What this task involves -
Of the lines below, count those containing the word "icon". Reply with the number alone.
* BEGIN Supplied information *
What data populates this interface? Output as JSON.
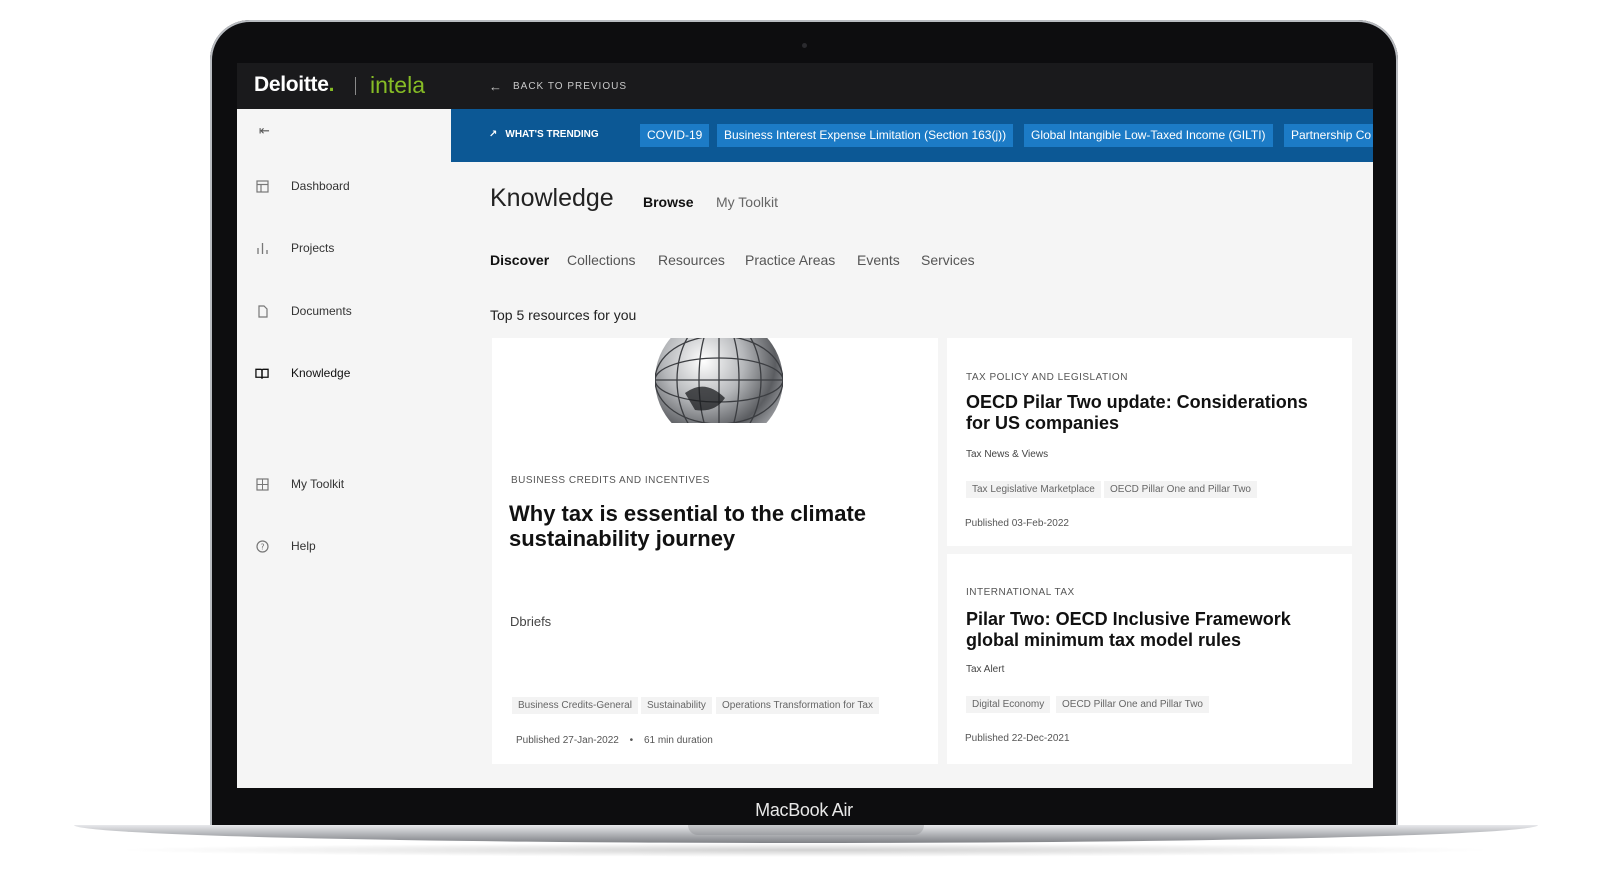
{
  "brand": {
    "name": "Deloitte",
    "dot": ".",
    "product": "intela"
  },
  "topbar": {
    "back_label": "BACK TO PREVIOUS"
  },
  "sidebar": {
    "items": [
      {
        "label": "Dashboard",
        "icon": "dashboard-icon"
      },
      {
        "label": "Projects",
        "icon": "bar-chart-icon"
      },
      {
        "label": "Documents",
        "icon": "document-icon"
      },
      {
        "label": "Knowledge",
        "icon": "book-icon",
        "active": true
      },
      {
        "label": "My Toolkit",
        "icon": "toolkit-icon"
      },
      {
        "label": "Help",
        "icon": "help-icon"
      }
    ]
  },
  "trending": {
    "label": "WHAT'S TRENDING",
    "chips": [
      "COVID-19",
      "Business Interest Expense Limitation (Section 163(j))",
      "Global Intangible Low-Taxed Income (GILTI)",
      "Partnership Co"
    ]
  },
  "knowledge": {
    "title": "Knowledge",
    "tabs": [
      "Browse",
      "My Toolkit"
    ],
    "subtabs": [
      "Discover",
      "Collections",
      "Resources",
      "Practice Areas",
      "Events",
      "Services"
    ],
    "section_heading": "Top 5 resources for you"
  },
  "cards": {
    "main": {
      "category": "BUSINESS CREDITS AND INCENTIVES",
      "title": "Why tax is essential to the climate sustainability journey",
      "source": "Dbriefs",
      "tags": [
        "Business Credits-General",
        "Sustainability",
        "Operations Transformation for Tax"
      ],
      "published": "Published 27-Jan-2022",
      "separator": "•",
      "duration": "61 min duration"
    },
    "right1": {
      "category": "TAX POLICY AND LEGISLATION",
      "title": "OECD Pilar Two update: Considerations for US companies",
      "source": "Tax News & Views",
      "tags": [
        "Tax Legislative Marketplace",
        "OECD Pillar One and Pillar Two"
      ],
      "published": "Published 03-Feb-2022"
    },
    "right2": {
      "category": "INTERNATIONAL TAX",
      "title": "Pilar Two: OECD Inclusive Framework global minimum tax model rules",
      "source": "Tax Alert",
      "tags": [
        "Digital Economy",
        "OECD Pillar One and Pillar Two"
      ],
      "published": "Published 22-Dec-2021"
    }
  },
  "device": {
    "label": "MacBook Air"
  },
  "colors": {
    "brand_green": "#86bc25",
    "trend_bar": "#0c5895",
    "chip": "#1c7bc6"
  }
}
* END Supplied information *
Final answer -
6